# Instructions to follow:
Identify all lines below that hold "источников" and collect them.

# Data excerpts:

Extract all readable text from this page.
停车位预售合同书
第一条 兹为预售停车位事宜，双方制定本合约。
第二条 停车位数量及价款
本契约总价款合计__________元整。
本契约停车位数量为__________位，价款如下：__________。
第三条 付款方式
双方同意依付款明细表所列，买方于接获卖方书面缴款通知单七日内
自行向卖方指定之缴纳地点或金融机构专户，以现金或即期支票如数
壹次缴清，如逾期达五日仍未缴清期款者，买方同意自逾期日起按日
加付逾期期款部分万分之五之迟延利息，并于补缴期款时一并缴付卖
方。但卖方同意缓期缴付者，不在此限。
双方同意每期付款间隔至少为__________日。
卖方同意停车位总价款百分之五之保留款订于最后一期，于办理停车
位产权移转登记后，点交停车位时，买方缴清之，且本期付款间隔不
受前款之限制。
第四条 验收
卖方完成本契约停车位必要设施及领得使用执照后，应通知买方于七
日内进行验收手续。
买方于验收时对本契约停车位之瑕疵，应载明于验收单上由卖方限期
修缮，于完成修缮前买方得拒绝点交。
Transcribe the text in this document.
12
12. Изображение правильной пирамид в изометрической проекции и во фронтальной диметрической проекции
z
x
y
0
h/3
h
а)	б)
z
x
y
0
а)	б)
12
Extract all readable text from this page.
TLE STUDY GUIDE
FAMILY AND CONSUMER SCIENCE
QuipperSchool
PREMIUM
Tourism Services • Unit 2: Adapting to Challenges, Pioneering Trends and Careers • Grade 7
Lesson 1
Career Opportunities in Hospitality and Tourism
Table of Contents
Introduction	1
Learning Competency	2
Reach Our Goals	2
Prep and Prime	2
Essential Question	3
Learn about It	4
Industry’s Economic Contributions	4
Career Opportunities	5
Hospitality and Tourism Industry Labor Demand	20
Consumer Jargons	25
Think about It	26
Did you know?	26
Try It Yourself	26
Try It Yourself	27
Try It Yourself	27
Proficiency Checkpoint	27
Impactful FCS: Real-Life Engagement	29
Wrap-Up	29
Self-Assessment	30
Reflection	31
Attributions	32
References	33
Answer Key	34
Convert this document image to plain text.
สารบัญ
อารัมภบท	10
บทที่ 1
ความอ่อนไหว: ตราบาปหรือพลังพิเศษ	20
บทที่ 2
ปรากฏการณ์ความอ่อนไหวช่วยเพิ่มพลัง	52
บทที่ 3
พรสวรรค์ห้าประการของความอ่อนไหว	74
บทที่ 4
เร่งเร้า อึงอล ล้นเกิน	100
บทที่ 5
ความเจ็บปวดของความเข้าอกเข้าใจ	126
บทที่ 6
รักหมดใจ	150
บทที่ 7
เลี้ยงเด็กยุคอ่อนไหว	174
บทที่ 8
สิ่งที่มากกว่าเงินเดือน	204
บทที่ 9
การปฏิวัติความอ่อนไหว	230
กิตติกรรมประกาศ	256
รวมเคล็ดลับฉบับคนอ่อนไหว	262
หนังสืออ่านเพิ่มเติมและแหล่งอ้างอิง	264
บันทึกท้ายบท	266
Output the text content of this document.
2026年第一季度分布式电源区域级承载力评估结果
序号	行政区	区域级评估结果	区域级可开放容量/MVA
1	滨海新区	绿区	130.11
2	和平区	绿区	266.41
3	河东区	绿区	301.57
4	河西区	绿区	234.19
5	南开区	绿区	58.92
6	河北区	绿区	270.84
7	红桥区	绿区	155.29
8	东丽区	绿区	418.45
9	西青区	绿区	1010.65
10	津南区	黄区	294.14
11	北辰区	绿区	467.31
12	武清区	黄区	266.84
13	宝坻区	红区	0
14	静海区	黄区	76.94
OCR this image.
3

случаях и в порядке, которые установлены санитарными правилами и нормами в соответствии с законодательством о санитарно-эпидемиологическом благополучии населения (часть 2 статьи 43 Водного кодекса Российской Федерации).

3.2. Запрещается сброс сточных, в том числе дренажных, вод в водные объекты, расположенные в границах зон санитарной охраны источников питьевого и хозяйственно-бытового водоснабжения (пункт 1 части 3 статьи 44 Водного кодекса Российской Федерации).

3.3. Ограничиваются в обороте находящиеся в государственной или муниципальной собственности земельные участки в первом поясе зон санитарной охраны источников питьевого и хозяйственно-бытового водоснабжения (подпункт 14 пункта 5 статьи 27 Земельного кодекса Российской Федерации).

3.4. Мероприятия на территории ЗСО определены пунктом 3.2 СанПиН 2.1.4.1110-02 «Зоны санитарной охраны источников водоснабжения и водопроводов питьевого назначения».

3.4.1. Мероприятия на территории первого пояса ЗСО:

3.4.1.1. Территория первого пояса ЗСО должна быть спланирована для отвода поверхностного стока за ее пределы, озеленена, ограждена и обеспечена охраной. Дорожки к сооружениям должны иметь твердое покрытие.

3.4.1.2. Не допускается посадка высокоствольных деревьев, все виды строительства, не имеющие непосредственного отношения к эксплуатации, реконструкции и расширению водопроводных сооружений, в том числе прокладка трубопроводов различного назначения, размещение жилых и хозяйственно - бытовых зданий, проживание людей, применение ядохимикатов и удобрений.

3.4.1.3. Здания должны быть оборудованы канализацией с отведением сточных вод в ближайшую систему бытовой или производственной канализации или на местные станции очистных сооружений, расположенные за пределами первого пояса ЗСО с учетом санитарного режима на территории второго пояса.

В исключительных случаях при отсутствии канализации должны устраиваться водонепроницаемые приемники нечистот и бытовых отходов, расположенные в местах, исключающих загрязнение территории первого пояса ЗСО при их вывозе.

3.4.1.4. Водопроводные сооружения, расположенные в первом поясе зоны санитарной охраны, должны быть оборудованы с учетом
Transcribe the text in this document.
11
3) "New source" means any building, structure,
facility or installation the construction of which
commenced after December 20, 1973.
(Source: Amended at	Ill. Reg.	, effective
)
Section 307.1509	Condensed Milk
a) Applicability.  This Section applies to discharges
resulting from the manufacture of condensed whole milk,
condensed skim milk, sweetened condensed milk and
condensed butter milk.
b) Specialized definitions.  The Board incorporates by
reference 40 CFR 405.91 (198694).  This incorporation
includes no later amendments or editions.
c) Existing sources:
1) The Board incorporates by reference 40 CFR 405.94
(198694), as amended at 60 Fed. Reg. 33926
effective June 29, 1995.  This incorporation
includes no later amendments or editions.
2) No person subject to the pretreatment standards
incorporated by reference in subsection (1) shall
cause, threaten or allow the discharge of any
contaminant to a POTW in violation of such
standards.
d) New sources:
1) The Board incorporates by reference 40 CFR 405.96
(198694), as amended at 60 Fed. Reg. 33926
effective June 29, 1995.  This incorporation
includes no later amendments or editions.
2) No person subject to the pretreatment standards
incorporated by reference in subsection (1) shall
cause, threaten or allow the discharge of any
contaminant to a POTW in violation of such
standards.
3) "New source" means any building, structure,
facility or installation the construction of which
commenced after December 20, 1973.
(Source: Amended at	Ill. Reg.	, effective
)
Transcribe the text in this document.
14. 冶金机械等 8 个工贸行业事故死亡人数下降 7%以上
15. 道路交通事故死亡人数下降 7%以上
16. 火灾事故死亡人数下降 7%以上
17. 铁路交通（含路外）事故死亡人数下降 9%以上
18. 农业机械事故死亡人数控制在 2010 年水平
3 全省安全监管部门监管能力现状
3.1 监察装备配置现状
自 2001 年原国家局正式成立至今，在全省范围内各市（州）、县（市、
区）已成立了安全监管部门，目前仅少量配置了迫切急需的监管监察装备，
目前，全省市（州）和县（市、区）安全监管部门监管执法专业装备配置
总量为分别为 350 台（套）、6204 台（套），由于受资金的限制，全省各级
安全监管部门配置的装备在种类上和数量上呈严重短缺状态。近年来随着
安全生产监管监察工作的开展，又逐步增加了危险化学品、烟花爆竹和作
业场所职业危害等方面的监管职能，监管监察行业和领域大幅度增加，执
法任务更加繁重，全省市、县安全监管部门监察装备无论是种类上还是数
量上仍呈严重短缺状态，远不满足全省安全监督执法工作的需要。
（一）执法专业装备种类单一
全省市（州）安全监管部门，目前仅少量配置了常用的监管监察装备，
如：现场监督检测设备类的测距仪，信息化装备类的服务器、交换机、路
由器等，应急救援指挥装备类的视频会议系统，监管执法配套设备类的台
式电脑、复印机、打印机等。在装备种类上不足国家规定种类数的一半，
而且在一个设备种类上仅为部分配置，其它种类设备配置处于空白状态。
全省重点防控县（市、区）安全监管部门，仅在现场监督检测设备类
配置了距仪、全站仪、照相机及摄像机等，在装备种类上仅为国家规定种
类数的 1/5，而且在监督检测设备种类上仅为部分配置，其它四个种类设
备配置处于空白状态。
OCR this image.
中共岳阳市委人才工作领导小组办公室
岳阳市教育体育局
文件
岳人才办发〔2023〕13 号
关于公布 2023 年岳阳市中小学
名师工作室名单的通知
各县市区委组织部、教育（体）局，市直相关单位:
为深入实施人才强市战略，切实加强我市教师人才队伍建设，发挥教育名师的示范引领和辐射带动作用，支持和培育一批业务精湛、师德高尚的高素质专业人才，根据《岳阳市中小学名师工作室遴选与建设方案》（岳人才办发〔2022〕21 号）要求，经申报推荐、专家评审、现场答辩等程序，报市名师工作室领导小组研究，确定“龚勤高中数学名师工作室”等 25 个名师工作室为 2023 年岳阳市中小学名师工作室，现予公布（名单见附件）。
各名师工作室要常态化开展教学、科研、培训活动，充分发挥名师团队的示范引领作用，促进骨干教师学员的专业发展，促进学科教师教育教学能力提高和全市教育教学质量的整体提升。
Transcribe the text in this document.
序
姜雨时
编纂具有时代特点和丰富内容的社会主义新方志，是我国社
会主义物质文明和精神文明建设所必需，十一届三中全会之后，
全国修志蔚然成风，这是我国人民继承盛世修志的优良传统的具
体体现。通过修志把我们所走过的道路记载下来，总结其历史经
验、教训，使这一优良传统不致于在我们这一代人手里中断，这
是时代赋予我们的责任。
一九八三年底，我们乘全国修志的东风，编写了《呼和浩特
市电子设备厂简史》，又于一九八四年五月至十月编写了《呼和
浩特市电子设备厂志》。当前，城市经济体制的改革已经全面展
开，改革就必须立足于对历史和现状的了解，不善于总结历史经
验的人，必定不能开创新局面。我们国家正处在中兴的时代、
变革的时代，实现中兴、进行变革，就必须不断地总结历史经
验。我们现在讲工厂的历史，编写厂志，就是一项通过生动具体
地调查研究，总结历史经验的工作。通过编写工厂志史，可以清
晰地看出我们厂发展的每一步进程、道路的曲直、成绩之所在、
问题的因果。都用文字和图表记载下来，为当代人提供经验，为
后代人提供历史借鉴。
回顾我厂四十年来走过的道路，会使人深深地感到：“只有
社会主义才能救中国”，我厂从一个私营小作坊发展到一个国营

# Exercise output:
3.2. Запрещается сброс сточных, в том числе дренажных, вод в водные объекты, расположенные в границах зон санитарной охраны источников питьевого и хозяйственно-бытового водоснабжения (пункт 1 части 3 статьи 44 Водного кодекса Российской Федерации).
3.3. Ограничиваются в обороте находящиеся в государственной или муниципальной собственности земельные участки в первом поясе зон санитарной охраны источников питьевого и хозяйственно-бытового водоснабжения (подпункт 14 пункта 5 статьи 27 Земельного кодекса Российской Федерации).
3.4. Мероприятия на территории ЗСО определены пунктом 3.2 СанПиН 2.1.4.1110-02 «Зоны санитарной охраны источников водоснабжения и водопроводов питьевого назначения».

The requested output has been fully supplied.